→ STATED GOAL
List all the lines in these records that hold "JSON".

→ SUPPLIED MATERIAL
════
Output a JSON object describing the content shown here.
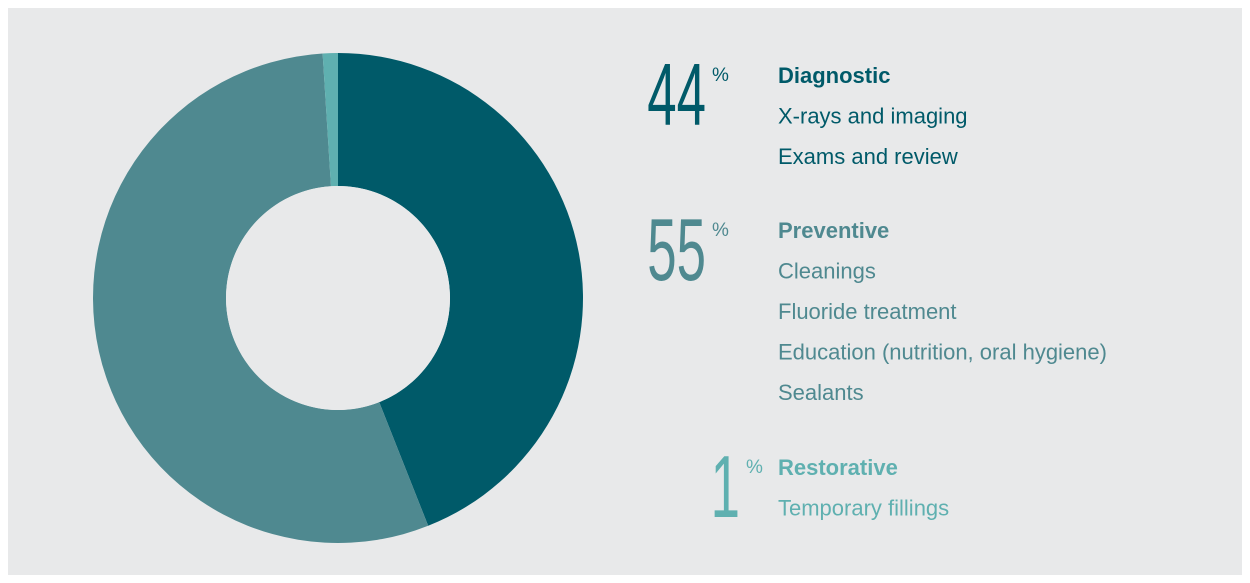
{
  "chart_data": {
    "type": "pie",
    "categories": [
      "Diagnostic",
      "Preventive",
      "Restorative"
    ],
    "values": [
      44,
      55,
      1
    ],
    "unit": "%",
    "colors": [
      "#005a69",
      "#4f8990",
      "#5fb0b0"
    ],
    "items": [
      [
        "X-rays and imaging",
        "Exams and review"
      ],
      [
        "Cleanings",
        "Fluoride treatment",
        "Education (nutrition, oral hygiene)",
        "Sealants"
      ],
      [
        "Temporary fillings"
      ]
    ]
  }
}
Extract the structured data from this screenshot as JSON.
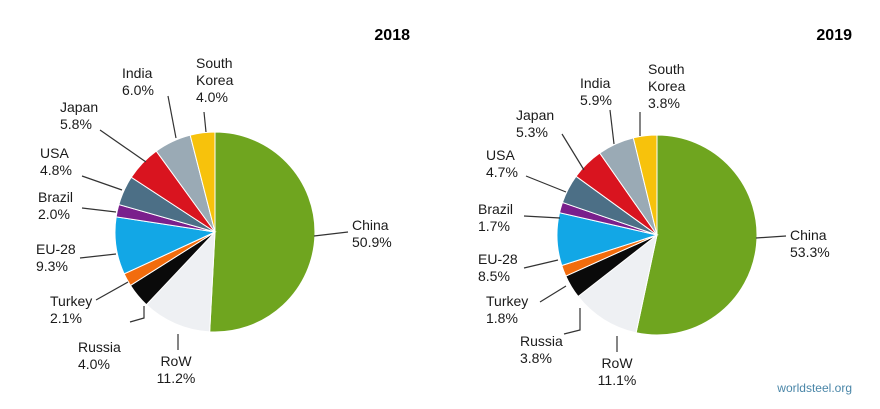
{
  "chart_data": [
    {
      "type": "pie",
      "title": "2018",
      "slices": [
        {
          "label": "China",
          "value": 50.9,
          "value_text": "50.9%",
          "color": "#6fa51f"
        },
        {
          "label": "RoW",
          "value": 11.2,
          "value_text": "11.2%",
          "color": "#eef0f3"
        },
        {
          "label": "Russia",
          "value": 4.0,
          "value_text": "4.0%",
          "color": "#0a0a0a"
        },
        {
          "label": "Turkey",
          "value": 2.1,
          "value_text": "2.1%",
          "color": "#f26c0d"
        },
        {
          "label": "EU-28",
          "value": 9.3,
          "value_text": "9.3%",
          "color": "#12a7e6"
        },
        {
          "label": "Brazil",
          "value": 2.0,
          "value_text": "2.0%",
          "color": "#7a1f8c"
        },
        {
          "label": "USA",
          "value": 4.8,
          "value_text": "4.8%",
          "color": "#4c6f86"
        },
        {
          "label": "Japan",
          "value": 5.8,
          "value_text": "5.8%",
          "color": "#d9141f"
        },
        {
          "label": "India",
          "value": 6.0,
          "value_text": "6.0%",
          "color": "#9aaab5"
        },
        {
          "label": "South Korea",
          "value": 4.0,
          "value_text": "4.0%",
          "color": "#f7c20c"
        }
      ]
    },
    {
      "type": "pie",
      "title": "2019",
      "slices": [
        {
          "label": "China",
          "value": 53.3,
          "value_text": "53.3%",
          "color": "#6fa51f"
        },
        {
          "label": "RoW",
          "value": 11.1,
          "value_text": "11.1%",
          "color": "#eef0f3"
        },
        {
          "label": "Russia",
          "value": 3.8,
          "value_text": "3.8%",
          "color": "#0a0a0a"
        },
        {
          "label": "Turkey",
          "value": 1.8,
          "value_text": "1.8%",
          "color": "#f26c0d"
        },
        {
          "label": "EU-28",
          "value": 8.5,
          "value_text": "8.5%",
          "color": "#12a7e6"
        },
        {
          "label": "Brazil",
          "value": 1.7,
          "value_text": "1.7%",
          "color": "#7a1f8c"
        },
        {
          "label": "USA",
          "value": 4.7,
          "value_text": "4.7%",
          "color": "#4c6f86"
        },
        {
          "label": "Japan",
          "value": 5.3,
          "value_text": "5.3%",
          "color": "#d9141f"
        },
        {
          "label": "India",
          "value": 5.9,
          "value_text": "5.9%",
          "color": "#9aaab5"
        },
        {
          "label": "South Korea",
          "value": 3.8,
          "value_text": "3.8%",
          "color": "#f7c20c"
        }
      ]
    }
  ],
  "source": "worldsteel.org"
}
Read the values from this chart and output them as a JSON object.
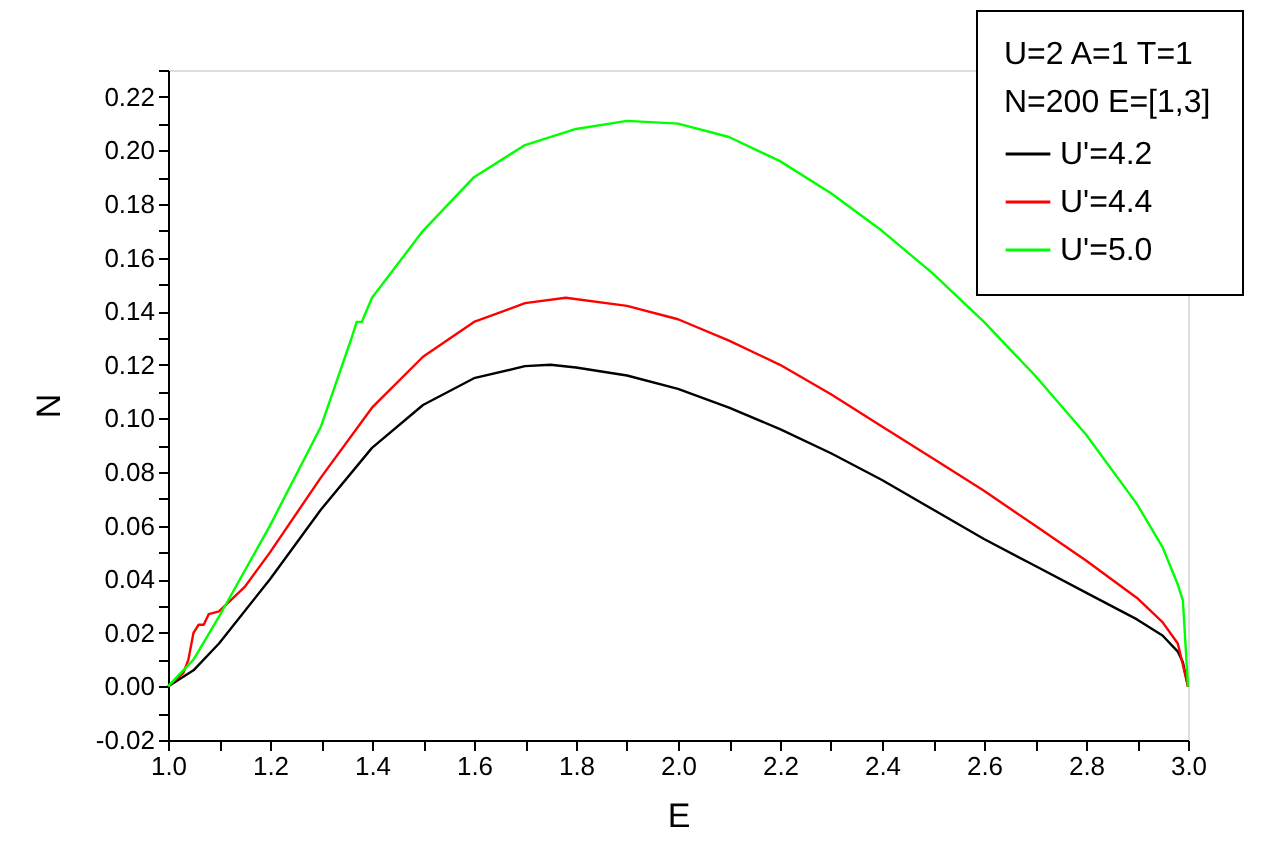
{
  "chart_data": {
    "type": "line",
    "xlabel": "E",
    "ylabel": "N",
    "legend_title": "U=2  A=1  T=1\nN=200 E=[1,3]",
    "legend": "top right",
    "grid": false,
    "marker": "none",
    "line_style": "solid",
    "xlim": [
      1.0,
      3.0
    ],
    "xticks": [
      {
        "value": 1.0,
        "label": "1.0"
      },
      {
        "value": 1.1,
        "label": null
      },
      {
        "value": 1.2,
        "label": "1.2"
      },
      {
        "value": 1.3,
        "label": null
      },
      {
        "value": 1.4,
        "label": "1.4"
      },
      {
        "value": 1.5,
        "label": null
      },
      {
        "value": 1.6,
        "label": "1.6"
      },
      {
        "value": 1.7,
        "label": null
      },
      {
        "value": 1.8,
        "label": "1.8"
      },
      {
        "value": 1.9,
        "label": null
      },
      {
        "value": 2.0,
        "label": "2.0"
      },
      {
        "value": 2.1,
        "label": null
      },
      {
        "value": 2.2,
        "label": "2.2"
      },
      {
        "value": 2.3,
        "label": null
      },
      {
        "value": 2.4,
        "label": "2.4"
      },
      {
        "value": 2.5,
        "label": null
      },
      {
        "value": 2.6,
        "label": "2.6"
      },
      {
        "value": 2.7,
        "label": null
      },
      {
        "value": 2.8,
        "label": "2.8"
      },
      {
        "value": 2.9,
        "label": null
      },
      {
        "value": 3.0,
        "label": "3.0"
      }
    ],
    "ylim": [
      -0.02,
      0.23
    ],
    "yticks": [
      {
        "value": -0.02,
        "label": "-0.02"
      },
      {
        "value": -0.01,
        "label": null
      },
      {
        "value": 0,
        "label": "0.00"
      },
      {
        "value": 0.01,
        "label": null
      },
      {
        "value": 0.02,
        "label": "0.02"
      },
      {
        "value": 0.03,
        "label": null
      },
      {
        "value": 0.04,
        "label": "0.04"
      },
      {
        "value": 0.05,
        "label": null
      },
      {
        "value": 0.06,
        "label": "0.06"
      },
      {
        "value": 0.07,
        "label": null
      },
      {
        "value": 0.08,
        "label": "0.08"
      },
      {
        "value": 0.09,
        "label": null
      },
      {
        "value": 0.1,
        "label": "0.10"
      },
      {
        "value": 0.11,
        "label": null
      },
      {
        "value": 0.12,
        "label": "0.12"
      },
      {
        "value": 0.13,
        "label": null
      },
      {
        "value": 0.14,
        "label": "0.14"
      },
      {
        "value": 0.15,
        "label": null
      },
      {
        "value": 0.16,
        "label": "0.16"
      },
      {
        "value": 0.17,
        "label": null
      },
      {
        "value": 0.18,
        "label": "0.18"
      },
      {
        "value": 0.19,
        "label": null
      },
      {
        "value": 0.2,
        "label": "0.20"
      },
      {
        "value": 0.21,
        "label": null
      },
      {
        "value": 0.22,
        "label": "0.22"
      },
      {
        "value": 0.23,
        "label": null
      }
    ],
    "series": [
      {
        "name": "U'=4.2",
        "color": "#000000",
        "x": [
          1.0,
          1.05,
          1.1,
          1.2,
          1.3,
          1.4,
          1.5,
          1.6,
          1.7,
          1.75,
          1.8,
          1.9,
          2.0,
          2.1,
          2.2,
          2.3,
          2.4,
          2.5,
          2.6,
          2.7,
          2.8,
          2.9,
          2.95,
          2.98,
          2.99,
          3.0
        ],
        "values": [
          0.0,
          0.006,
          0.016,
          0.04,
          0.066,
          0.089,
          0.105,
          0.115,
          0.1195,
          0.12,
          0.119,
          0.116,
          0.111,
          0.104,
          0.096,
          0.087,
          0.077,
          0.066,
          0.055,
          0.045,
          0.035,
          0.025,
          0.019,
          0.013,
          0.009,
          0.0
        ]
      },
      {
        "name": "U'=4.4",
        "color": "#ff0000",
        "x": [
          1.0,
          1.03,
          1.04,
          1.05,
          1.06,
          1.07,
          1.08,
          1.1,
          1.15,
          1.2,
          1.3,
          1.4,
          1.5,
          1.6,
          1.7,
          1.78,
          1.9,
          2.0,
          2.1,
          2.2,
          2.3,
          2.4,
          2.5,
          2.6,
          2.7,
          2.8,
          2.9,
          2.95,
          2.98,
          3.0
        ],
        "values": [
          0.0,
          0.005,
          0.01,
          0.02,
          0.023,
          0.023,
          0.027,
          0.028,
          0.037,
          0.05,
          0.078,
          0.104,
          0.123,
          0.136,
          0.143,
          0.145,
          0.142,
          0.137,
          0.129,
          0.12,
          0.109,
          0.097,
          0.085,
          0.073,
          0.06,
          0.047,
          0.033,
          0.024,
          0.016,
          0.0
        ]
      },
      {
        "name": "U'=5.0",
        "color": "#00ff00",
        "x": [
          1.0,
          1.05,
          1.1,
          1.2,
          1.3,
          1.36,
          1.37,
          1.38,
          1.4,
          1.5,
          1.6,
          1.7,
          1.8,
          1.9,
          2.0,
          2.1,
          2.2,
          2.3,
          2.4,
          2.5,
          2.6,
          2.7,
          2.8,
          2.9,
          2.95,
          2.98,
          2.99,
          3.0
        ],
        "values": [
          0.0,
          0.01,
          0.026,
          0.06,
          0.097,
          0.13,
          0.136,
          0.136,
          0.145,
          0.17,
          0.19,
          0.202,
          0.208,
          0.211,
          0.21,
          0.205,
          0.196,
          0.184,
          0.17,
          0.154,
          0.136,
          0.116,
          0.094,
          0.068,
          0.052,
          0.038,
          0.032,
          0.0
        ]
      }
    ]
  }
}
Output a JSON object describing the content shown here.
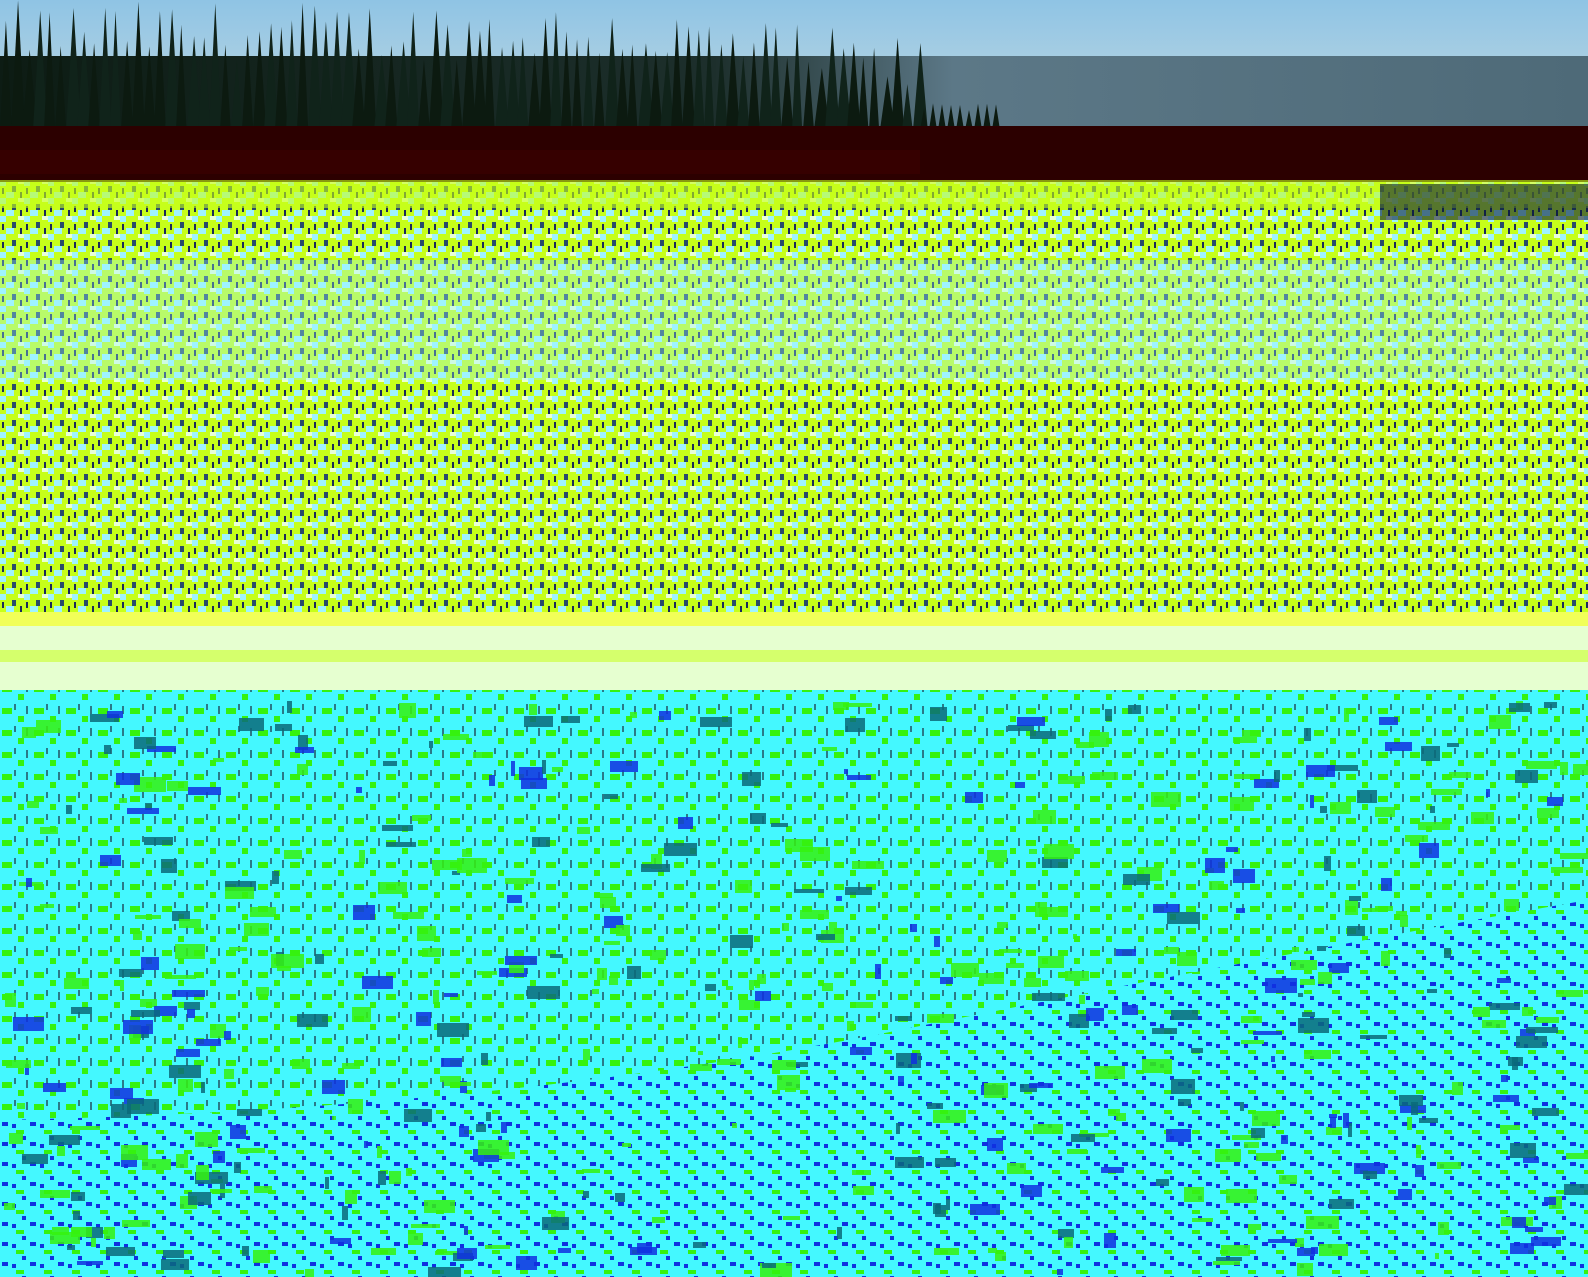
{
  "image": {
    "description_colors": {
      "sky_top": "#8fc4e4",
      "sky_bottom": "#b8d3df",
      "treeline": "#0c1a10",
      "dark_band": "#4c6878",
      "red_band": "#2c0000",
      "field_yellow_green": "#c6ff1a",
      "field_cyan": "#9ff3ff",
      "pale_strip": "#e6ffd0",
      "water_cyan": "#44f8ff",
      "noise_green": "#35f20f",
      "noise_blue": "#1030e0"
    }
  }
}
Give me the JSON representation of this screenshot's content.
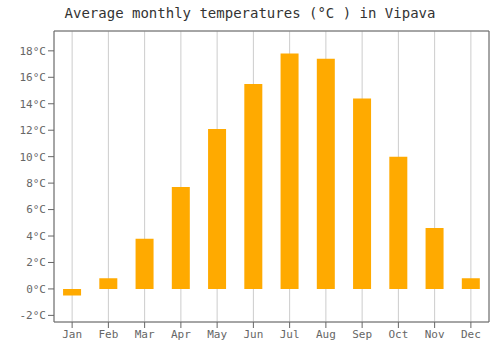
{
  "chart_data": {
    "type": "bar",
    "title": "Average monthly temperatures (°C ) in Vipava",
    "categories": [
      "Jan",
      "Feb",
      "Mar",
      "Apr",
      "May",
      "Jun",
      "Jul",
      "Aug",
      "Sep",
      "Oct",
      "Nov",
      "Dec"
    ],
    "values": [
      -0.5,
      0.8,
      3.8,
      7.7,
      12.1,
      15.5,
      17.8,
      17.4,
      14.4,
      10.0,
      4.6,
      0.8
    ],
    "color": "#FFAA00",
    "ylim": [
      -2.5,
      19.5
    ],
    "yticks": [
      {
        "value": -2,
        "label": "-2°C"
      },
      {
        "value": 0,
        "label": "0°C"
      },
      {
        "value": 2,
        "label": "2°C"
      },
      {
        "value": 4,
        "label": "4°C"
      },
      {
        "value": 6,
        "label": "6°C"
      },
      {
        "value": 8,
        "label": "8°C"
      },
      {
        "value": 10,
        "label": "10°C"
      },
      {
        "value": 12,
        "label": "12°C"
      },
      {
        "value": 14,
        "label": "14°C"
      },
      {
        "value": 16,
        "label": "16°C"
      },
      {
        "value": 18,
        "label": "18°C"
      }
    ],
    "grid": true
  }
}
════
→ WORKED ANSWER
Output a JSON object describing the content shown here.
Extract the structured data from this screenshot as JSON.
Read the values from this chart and output them as a JSON object.
Output a JSON object describing the content shown here.
Give me the JSON representation of this screenshot's content.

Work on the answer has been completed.